- **EXERCISE BRIEF**
Make an exact copy of the records, with the pictures left out.
::::::
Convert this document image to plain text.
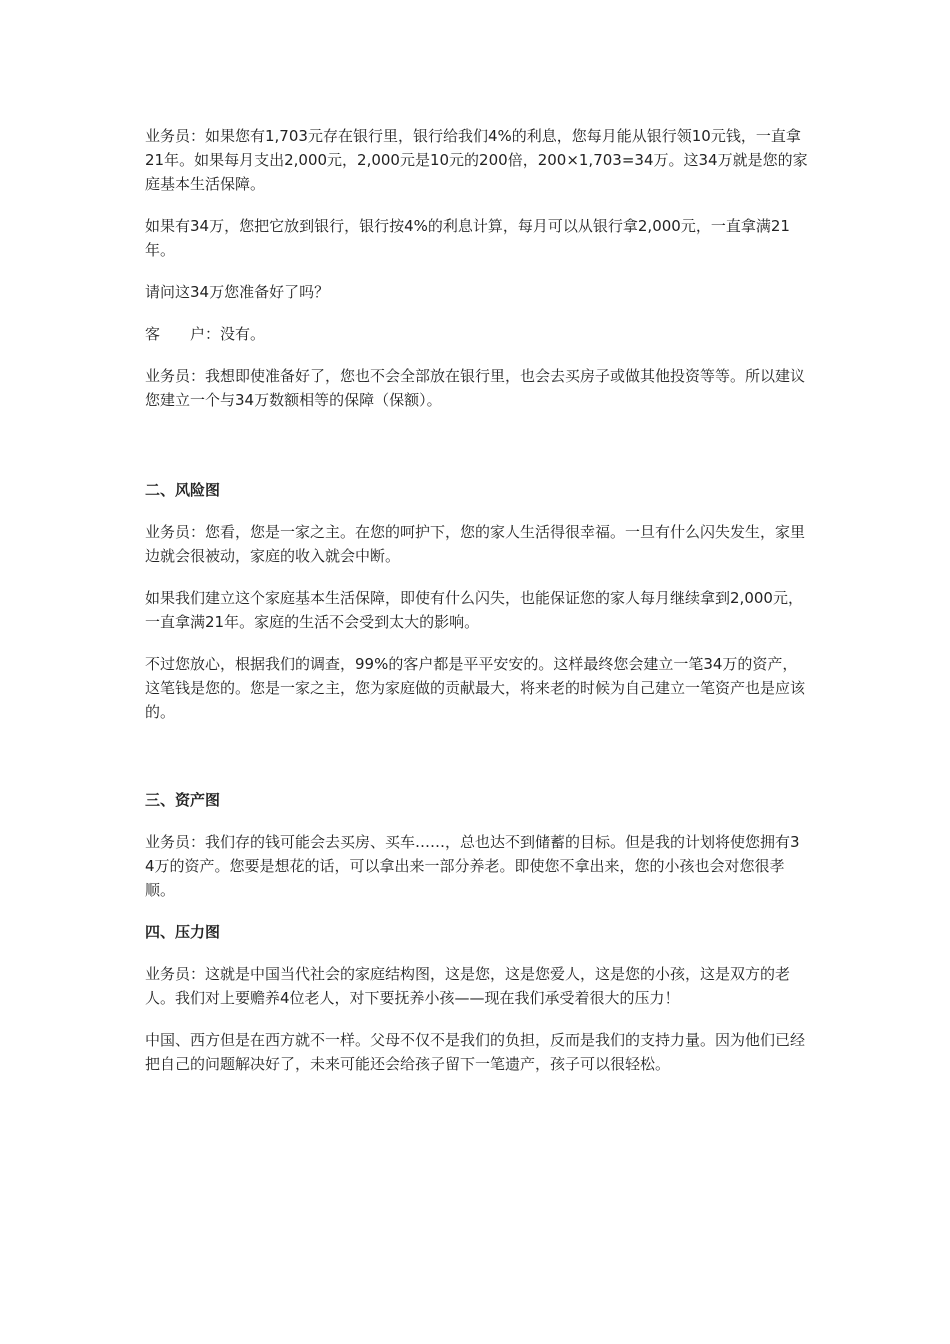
业务员：如果您有1,703元存在银行里，银行给我们4%的利息，您每月能从银行领10元钱，一直拿21年。如果每月支出2,000元，2,000元是10元的200倍，200×1,703=34万。这34万就是您的家庭基本生活保障。

如果有34万，您把它放到银行，银行按4%的利息计算，每月可以从银行拿2,000元，一直拿满21年。

请问这34万您准备好了吗？

客　　户：没有。

业务员：我想即使准备好了，您也不会全部放在银行里，也会去买房子或做其他投资等等。所以建议您建立一个与34万数额相等的保障（保额）。

二、风险图

业务员：您看，您是一家之主。在您的呵护下，您的家人生活得很幸福。一旦有什么闪失发生，家里边就会很被动，家庭的收入就会中断。

如果我们建立这个家庭基本生活保障，即使有什么闪失，也能保证您的家人每月继续拿到2,000元，一直拿满21年。家庭的生活不会受到太大的影响。

不过您放心，根据我们的调查，99%的客户都是平平安安的。这样最终您会建立一笔34万的资产，这笔钱是您的。您是一家之主，您为家庭做的贡献最大，将来老的时候为自己建立一笔资产也是应该的。

三、资产图

业务员：我们存的钱可能会去买房、买车……，总也达不到储蓄的目标。但是我的计划将使您拥有34万的资产。您要是想花的话，可以拿出来一部分养老。即使您不拿出来，您的小孩也会对您很孝顺。

四、压力图

业务员：这就是中国当代社会的家庭结构图，这是您，这是您爱人，这是您的小孩，这是双方的老人。我们对上要赡养4位老人，对下要抚养小孩——现在我们承受着很大的压力！

中国、西方但是在西方就不一样。父母不仅不是我们的负担，反而是我们的支持力量。因为他们已经把自己的问题解决好了，未来可能还会给孩子留下一笔遗产，孩子可以很轻松。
::::::
- **EXPECTED OUTPUT**
Convert this document image to plain text.
业务员：如果您有1,703元存在银行里，银行给我们4%的利息，您每月能从银行领10元钱，一直拿21年。如果每月支出2,000元，2,000元是10元的200倍，200×1,703=34万。这34万就是您的家庭基本生活保障。

如果有34万，您把它放到银行，银行按4%的利息计算，每月可以从银行拿2,000元，一直拿满21年。

请问这34万您准备好了吗？

客　　户：没有。

业务员：我想即使准备好了，您也不会全部放在银行里，也会去买房子或做其他投资等等。所以建议您建立一个与34万数额相等的保障（保额）。

二、风险图

业务员：您看，您是一家之主。在您的呵护下，您的家人生活得很幸福。一旦有什么闪失发生，家里边就会很被动，家庭的收入就会中断。

如果我们建立这个家庭基本生活保障，即使有什么闪失，也能保证您的家人每月继续拿到2,000元，一直拿满21年。家庭的生活不会受到太大的影响。

不过您放心，根据我们的调查，99%的客户都是平平安安的。这样最终您会建立一笔34万的资产，这笔钱是您的。您是一家之主，您为家庭做的贡献最大，将来老的时候为自己建立一笔资产也是应该的。

三、资产图

业务员：我们存的钱可能会去买房、买车……，总也达不到储蓄的目标。但是我的计划将使您拥有34万的资产。您要是想花的话，可以拿出来一部分养老。即使您不拿出来，您的小孩也会对您很孝顺。

四、压力图

业务员：这就是中国当代社会的家庭结构图，这是您，这是您爱人，这是您的小孩，这是双方的老人。我们对上要赡养4位老人，对下要抚养小孩——现在我们承受着很大的压力！

中国、西方但是在西方就不一样。父母不仅不是我们的负担，反而是我们的支持力量。因为他们已经把自己的问题解决好了，未来可能还会给孩子留下一笔遗产，孩子可以很轻松。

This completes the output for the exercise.